╭─ ROWS
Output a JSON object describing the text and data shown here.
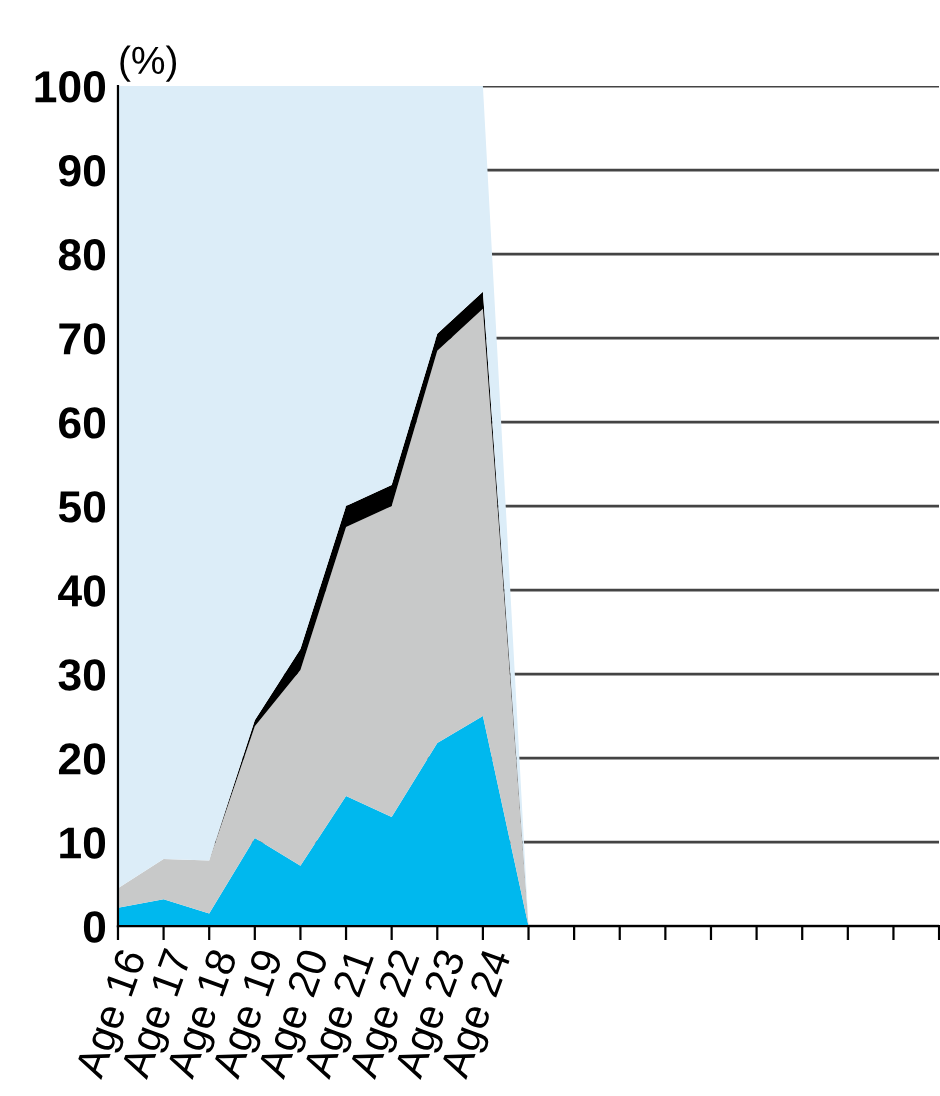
{
  "chart_data": {
    "type": "area",
    "stacked": true,
    "ylabel": "(%)",
    "categories": [
      "Age 16",
      "Age 17",
      "Age 18",
      "Age 19",
      "Age 20",
      "Age 21",
      "Age 22",
      "Age 23",
      "Age 24",
      null,
      null,
      null,
      null,
      null,
      null,
      null,
      null,
      null,
      null
    ],
    "series": [
      {
        "color": "#00b8ee",
        "values": [
          2.2,
          3.2,
          1.5,
          10.5,
          7.2,
          15.5,
          13,
          21.8,
          25,
          0,
          null,
          null,
          null,
          null,
          null,
          null,
          null,
          null,
          null
        ]
      },
      {
        "color": "#c8c9c9",
        "values": [
          2.3,
          4.8,
          6.3,
          13.3,
          23.3,
          32,
          37,
          46.7,
          48.5,
          0,
          null,
          null,
          null,
          null,
          null,
          null,
          null,
          null,
          null
        ]
      },
      {
        "color": "#000000",
        "values": [
          0,
          0,
          0,
          0.7,
          2.5,
          2.5,
          2.5,
          2,
          2,
          0,
          null,
          null,
          null,
          null,
          null,
          null,
          null,
          null,
          null
        ]
      },
      {
        "color": "#dcedf8",
        "values": [
          95.5,
          92,
          92.2,
          75.5,
          67,
          50,
          47.5,
          29.5,
          24.5,
          0,
          null,
          null,
          null,
          null,
          null,
          null,
          null,
          null,
          null
        ]
      }
    ],
    "ylim": [
      0,
      100
    ],
    "yticks": [
      0,
      10,
      20,
      30,
      40,
      50,
      60,
      70,
      80,
      90,
      100
    ],
    "grid": "y"
  }
}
╰─
EXERCISE
Transcribe each entry precisely as given, leaving the pictures out.

REPLY TO THE TASK
Output a JSON object describing the text and data shown here.
{
  "chart_data": {
    "type": "area",
    "stacked": true,
    "ylabel": "(%)",
    "categories": [
      "Age 16",
      "Age 17",
      "Age 18",
      "Age 19",
      "Age 20",
      "Age 21",
      "Age 22",
      "Age 23",
      "Age 24",
      null,
      null,
      null,
      null,
      null,
      null,
      null,
      null,
      null,
      null
    ],
    "series": [
      {
        "color": "#00b8ee",
        "values": [
          2.2,
          3.2,
          1.5,
          10.5,
          7.2,
          15.5,
          13,
          21.8,
          25,
          0,
          null,
          null,
          null,
          null,
          null,
          null,
          null,
          null,
          null
        ]
      },
      {
        "color": "#c8c9c9",
        "values": [
          2.3,
          4.8,
          6.3,
          13.3,
          23.3,
          32,
          37,
          46.7,
          48.5,
          0,
          null,
          null,
          null,
          null,
          null,
          null,
          null,
          null,
          null
        ]
      },
      {
        "color": "#000000",
        "values": [
          0,
          0,
          0,
          0.7,
          2.5,
          2.5,
          2.5,
          2,
          2,
          0,
          null,
          null,
          null,
          null,
          null,
          null,
          null,
          null,
          null
        ]
      },
      {
        "color": "#dcedf8",
        "values": [
          95.5,
          92,
          92.2,
          75.5,
          67,
          50,
          47.5,
          29.5,
          24.5,
          0,
          null,
          null,
          null,
          null,
          null,
          null,
          null,
          null,
          null
        ]
      }
    ],
    "ylim": [
      0,
      100
    ],
    "yticks": [
      0,
      10,
      20,
      30,
      40,
      50,
      60,
      70,
      80,
      90,
      100
    ],
    "grid": "y"
  }
}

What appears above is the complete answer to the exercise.